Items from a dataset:
....

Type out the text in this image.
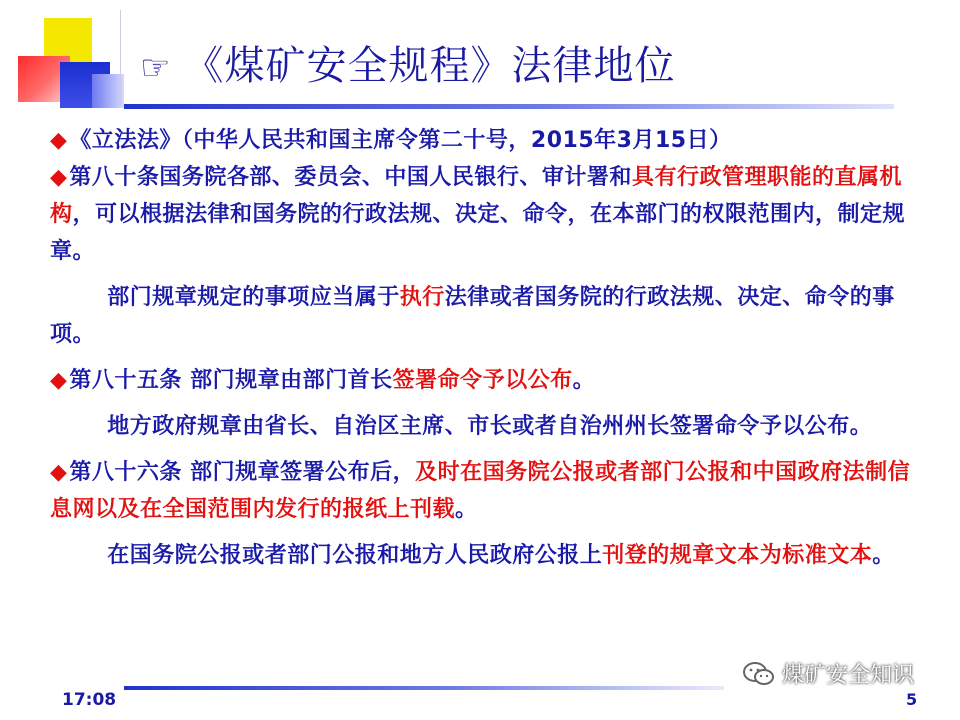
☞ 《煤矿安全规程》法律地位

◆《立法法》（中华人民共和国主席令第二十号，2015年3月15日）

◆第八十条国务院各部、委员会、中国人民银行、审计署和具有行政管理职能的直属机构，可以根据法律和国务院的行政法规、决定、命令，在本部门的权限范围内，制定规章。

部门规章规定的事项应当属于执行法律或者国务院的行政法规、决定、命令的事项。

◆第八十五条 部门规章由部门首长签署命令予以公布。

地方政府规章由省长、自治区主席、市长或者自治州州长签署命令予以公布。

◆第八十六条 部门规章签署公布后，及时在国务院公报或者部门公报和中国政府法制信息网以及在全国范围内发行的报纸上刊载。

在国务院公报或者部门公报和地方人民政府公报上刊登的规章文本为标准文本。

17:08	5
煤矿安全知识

....

- What you should do: Make an exact copy of the data, leaving its pictures out.

- Solution for this exercise:
Type out the text in this image.
☞ 《煤矿安全规程》法律地位

◆《立法法》（中华人民共和国主席令第二十号，2015年3月15日）

◆第八十条国务院各部、委员会、中国人民银行、审计署和具有行政管理职能的直属机构，可以根据法律和国务院的行政法规、决定、命令，在本部门的权限范围内，制定规章。

部门规章规定的事项应当属于执行法律或者国务院的行政法规、决定、命令的事项。

◆第八十五条 部门规章由部门首长签署命令予以公布。

地方政府规章由省长、自治区主席、市长或者自治州州长签署命令予以公布。

◆第八十六条 部门规章签署公布后，及时在国务院公报或者部门公报和中国政府法制信息网以及在全国范围内发行的报纸上刊载。

在国务院公报或者部门公报和地方人民政府公报上刊登的规章文本为标准文本。

17:08	5
煤矿安全知识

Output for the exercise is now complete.